Copy every entry precisely.

++++ TASK MATERIAL ++++

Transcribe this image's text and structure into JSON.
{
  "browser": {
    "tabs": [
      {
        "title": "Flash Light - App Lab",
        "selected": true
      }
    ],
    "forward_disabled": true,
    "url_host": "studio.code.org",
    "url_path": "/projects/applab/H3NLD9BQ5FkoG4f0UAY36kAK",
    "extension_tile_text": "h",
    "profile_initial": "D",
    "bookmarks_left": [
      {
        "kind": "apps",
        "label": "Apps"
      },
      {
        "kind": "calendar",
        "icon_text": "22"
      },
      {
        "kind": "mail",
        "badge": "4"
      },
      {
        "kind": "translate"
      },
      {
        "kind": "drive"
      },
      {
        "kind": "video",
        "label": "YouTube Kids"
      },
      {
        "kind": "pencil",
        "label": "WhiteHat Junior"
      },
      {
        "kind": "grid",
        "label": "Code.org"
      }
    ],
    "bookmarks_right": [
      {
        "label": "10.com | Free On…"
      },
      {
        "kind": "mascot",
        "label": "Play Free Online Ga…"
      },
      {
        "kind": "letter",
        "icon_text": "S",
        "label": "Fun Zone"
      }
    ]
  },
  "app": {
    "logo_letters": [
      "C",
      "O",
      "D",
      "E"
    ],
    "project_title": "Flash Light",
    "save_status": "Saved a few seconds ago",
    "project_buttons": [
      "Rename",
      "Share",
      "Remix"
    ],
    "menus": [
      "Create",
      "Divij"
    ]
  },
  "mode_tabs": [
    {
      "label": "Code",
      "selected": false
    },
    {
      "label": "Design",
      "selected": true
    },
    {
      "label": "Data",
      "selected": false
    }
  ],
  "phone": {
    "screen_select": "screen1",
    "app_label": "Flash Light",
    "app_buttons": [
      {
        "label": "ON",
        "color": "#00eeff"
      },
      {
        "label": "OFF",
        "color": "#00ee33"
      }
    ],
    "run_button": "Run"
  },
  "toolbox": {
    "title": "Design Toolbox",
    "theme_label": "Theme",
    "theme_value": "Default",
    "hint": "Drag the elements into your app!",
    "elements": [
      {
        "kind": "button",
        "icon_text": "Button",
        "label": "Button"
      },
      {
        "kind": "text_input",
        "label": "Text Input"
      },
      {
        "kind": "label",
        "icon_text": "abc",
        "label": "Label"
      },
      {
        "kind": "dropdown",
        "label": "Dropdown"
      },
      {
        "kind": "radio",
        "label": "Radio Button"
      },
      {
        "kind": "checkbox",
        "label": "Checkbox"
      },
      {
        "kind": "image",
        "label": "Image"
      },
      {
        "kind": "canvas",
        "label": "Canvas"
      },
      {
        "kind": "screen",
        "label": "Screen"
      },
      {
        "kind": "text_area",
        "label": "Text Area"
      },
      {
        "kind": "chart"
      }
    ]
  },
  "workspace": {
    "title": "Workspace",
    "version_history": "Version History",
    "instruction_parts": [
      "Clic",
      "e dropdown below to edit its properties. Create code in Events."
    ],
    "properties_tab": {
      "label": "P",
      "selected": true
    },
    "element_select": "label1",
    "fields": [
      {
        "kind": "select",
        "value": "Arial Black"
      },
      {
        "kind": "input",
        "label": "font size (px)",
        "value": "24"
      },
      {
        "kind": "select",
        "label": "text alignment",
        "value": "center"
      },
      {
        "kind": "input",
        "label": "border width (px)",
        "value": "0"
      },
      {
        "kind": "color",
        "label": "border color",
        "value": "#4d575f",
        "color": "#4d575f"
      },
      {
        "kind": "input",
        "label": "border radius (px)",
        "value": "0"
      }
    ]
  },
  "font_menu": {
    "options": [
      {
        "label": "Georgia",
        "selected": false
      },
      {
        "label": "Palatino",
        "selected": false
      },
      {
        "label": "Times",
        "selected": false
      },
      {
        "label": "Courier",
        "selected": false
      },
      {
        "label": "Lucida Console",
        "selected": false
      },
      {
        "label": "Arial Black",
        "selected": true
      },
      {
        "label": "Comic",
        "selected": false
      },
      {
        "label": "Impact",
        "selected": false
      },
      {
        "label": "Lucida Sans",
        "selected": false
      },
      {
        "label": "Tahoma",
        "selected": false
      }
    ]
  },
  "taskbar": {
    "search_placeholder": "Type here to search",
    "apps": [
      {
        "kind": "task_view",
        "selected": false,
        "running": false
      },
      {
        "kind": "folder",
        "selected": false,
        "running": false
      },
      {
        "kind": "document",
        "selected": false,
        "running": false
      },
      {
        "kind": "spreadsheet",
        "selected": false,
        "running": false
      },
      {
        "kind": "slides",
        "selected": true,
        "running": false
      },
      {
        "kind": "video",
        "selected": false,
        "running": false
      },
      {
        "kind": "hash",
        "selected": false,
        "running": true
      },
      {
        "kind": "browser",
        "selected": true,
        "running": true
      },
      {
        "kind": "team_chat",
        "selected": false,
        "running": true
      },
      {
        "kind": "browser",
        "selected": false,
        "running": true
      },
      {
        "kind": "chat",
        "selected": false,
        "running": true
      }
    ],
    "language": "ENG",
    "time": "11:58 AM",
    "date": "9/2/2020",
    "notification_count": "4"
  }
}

++++

* [EXERCISE OUTPUT]
Transcribe this image's text and structure into JSON.
{
  "browser": {
    "tabs": [
      {
        "title": "Flash Light - App Lab",
        "selected": true
      }
    ],
    "forward_disabled": true,
    "url_host": "studio.code.org",
    "url_path": "/projects/applab/H3NLD9BQ5FkoG4f0UAY36kAK",
    "extension_tile_text": "h",
    "profile_initial": "D",
    "bookmarks_left": [
      {
        "kind": "apps",
        "label": "Apps"
      },
      {
        "kind": "calendar",
        "icon_text": "22"
      },
      {
        "kind": "mail",
        "badge": "4"
      },
      {
        "kind": "translate"
      },
      {
        "kind": "drive"
      },
      {
        "kind": "video",
        "label": "YouTube Kids"
      },
      {
        "kind": "pencil",
        "label": "WhiteHat Junior"
      },
      {
        "kind": "grid",
        "label": "Code.org"
      }
    ],
    "bookmarks_right": [
      {
        "label": "10.com | Free On…"
      },
      {
        "kind": "mascot",
        "label": "Play Free Online Ga…"
      },
      {
        "kind": "letter",
        "icon_text": "S",
        "label": "Fun Zone"
      }
    ]
  },
  "app": {
    "logo_letters": [
      "C",
      "O",
      "D",
      "E"
    ],
    "project_title": "Flash Light",
    "save_status": "Saved a few seconds ago",
    "project_buttons": [
      "Rename",
      "Share",
      "Remix"
    ],
    "menus": [
      "Create",
      "Divij"
    ]
  },
  "mode_tabs": [
    {
      "label": "Code",
      "selected": false
    },
    {
      "label": "Design",
      "selected": true
    },
    {
      "label": "Data",
      "selected": false
    }
  ],
  "phone": {
    "screen_select": "screen1",
    "app_label": "Flash Light",
    "app_buttons": [
      {
        "label": "ON",
        "color": "#00eeff"
      },
      {
        "label": "OFF",
        "color": "#00ee33"
      }
    ],
    "run_button": "Run"
  },
  "toolbox": {
    "title": "Design Toolbox",
    "theme_label": "Theme",
    "theme_value": "Default",
    "hint": "Drag the elements into your app!",
    "elements": [
      {
        "kind": "button",
        "icon_text": "Button",
        "label": "Button"
      },
      {
        "kind": "text_input",
        "label": "Text Input"
      },
      {
        "kind": "label",
        "icon_text": "abc",
        "label": "Label"
      },
      {
        "kind": "dropdown",
        "label": "Dropdown"
      },
      {
        "kind": "radio",
        "label": "Radio Button"
      },
      {
        "kind": "checkbox",
        "label": "Checkbox"
      },
      {
        "kind": "image",
        "label": "Image"
      },
      {
        "kind": "canvas",
        "label": "Canvas"
      },
      {
        "kind": "screen",
        "label": "Screen"
      },
      {
        "kind": "text_area",
        "label": "Text Area"
      },
      {
        "kind": "chart"
      }
    ]
  },
  "workspace": {
    "title": "Workspace",
    "version_history": "Version History",
    "instruction_parts": [
      "Clic",
      "e dropdown below to edit its properties. Create code in Events."
    ],
    "properties_tab": {
      "label": "P",
      "selected": true
    },
    "element_select": "label1",
    "fields": [
      {
        "kind": "select",
        "value": "Arial Black"
      },
      {
        "kind": "input",
        "label": "font size (px)",
        "value": "24"
      },
      {
        "kind": "select",
        "label": "text alignment",
        "value": "center"
      },
      {
        "kind": "input",
        "label": "border width (px)",
        "value": "0"
      },
      {
        "kind": "color",
        "label": "border color",
        "value": "#4d575f",
        "color": "#4d575f"
      },
      {
        "kind": "input",
        "label": "border radius (px)",
        "value": "0"
      }
    ]
  },
  "font_menu": {
    "options": [
      {
        "label": "Georgia",
        "selected": false
      },
      {
        "label": "Palatino",
        "selected": false
      },
      {
        "label": "Times",
        "selected": false
      },
      {
        "label": "Courier",
        "selected": false
      },
      {
        "label": "Lucida Console",
        "selected": false
      },
      {
        "label": "Arial Black",
        "selected": true
      },
      {
        "label": "Comic",
        "selected": false
      },
      {
        "label": "Impact",
        "selected": false
      },
      {
        "label": "Lucida Sans",
        "selected": false
      },
      {
        "label": "Tahoma",
        "selected": false
      }
    ]
  },
  "taskbar": {
    "search_placeholder": "Type here to search",
    "apps": [
      {
        "kind": "task_view",
        "selected": false,
        "running": false
      },
      {
        "kind": "folder",
        "selected": false,
        "running": false
      },
      {
        "kind": "document",
        "selected": false,
        "running": false
      },
      {
        "kind": "spreadsheet",
        "selected": false,
        "running": false
      },
      {
        "kind": "slides",
        "selected": true,
        "running": false
      },
      {
        "kind": "video",
        "selected": false,
        "running": false
      },
      {
        "kind": "hash",
        "selected": false,
        "running": true
      },
      {
        "kind": "browser",
        "selected": true,
        "running": true
      },
      {
        "kind": "team_chat",
        "selected": false,
        "running": true
      },
      {
        "kind": "browser",
        "selected": false,
        "running": true
      },
      {
        "kind": "chat",
        "selected": false,
        "running": true
      }
    ],
    "language": "ENG",
    "time": "11:58 AM",
    "date": "9/2/2020",
    "notification_count": "4"
  }
}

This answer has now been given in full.